[TASK BRIEF] Write out each line exactly as it stands, please.

--- begin DATA FOR THE TASK ---

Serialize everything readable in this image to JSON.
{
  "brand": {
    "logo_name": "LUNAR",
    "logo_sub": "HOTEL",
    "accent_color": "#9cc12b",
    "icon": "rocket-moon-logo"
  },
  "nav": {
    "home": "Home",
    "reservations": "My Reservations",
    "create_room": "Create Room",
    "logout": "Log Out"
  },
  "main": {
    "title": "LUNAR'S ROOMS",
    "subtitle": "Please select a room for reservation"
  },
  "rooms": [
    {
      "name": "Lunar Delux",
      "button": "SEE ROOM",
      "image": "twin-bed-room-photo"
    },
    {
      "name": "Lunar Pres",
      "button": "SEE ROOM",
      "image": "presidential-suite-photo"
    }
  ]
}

--- end DATA FOR THE TASK ---

[RESPONSE]
Serialize everything readable in this image to JSON.
{
  "brand": {
    "logo_name": "LUNAR",
    "logo_sub": "HOTEL",
    "accent_color": "#9cc12b",
    "icon": "rocket-moon-logo"
  },
  "nav": {
    "home": "Home",
    "reservations": "My Reservations",
    "create_room": "Create Room",
    "logout": "Log Out"
  },
  "main": {
    "title": "LUNAR'S ROOMS",
    "subtitle": "Please select a room for reservation"
  },
  "rooms": [
    {
      "name": "Lunar Delux",
      "button": "SEE ROOM",
      "image": "twin-bed-room-photo"
    },
    {
      "name": "Lunar Pres",
      "button": "SEE ROOM",
      "image": "presidential-suite-photo"
    }
  ]
}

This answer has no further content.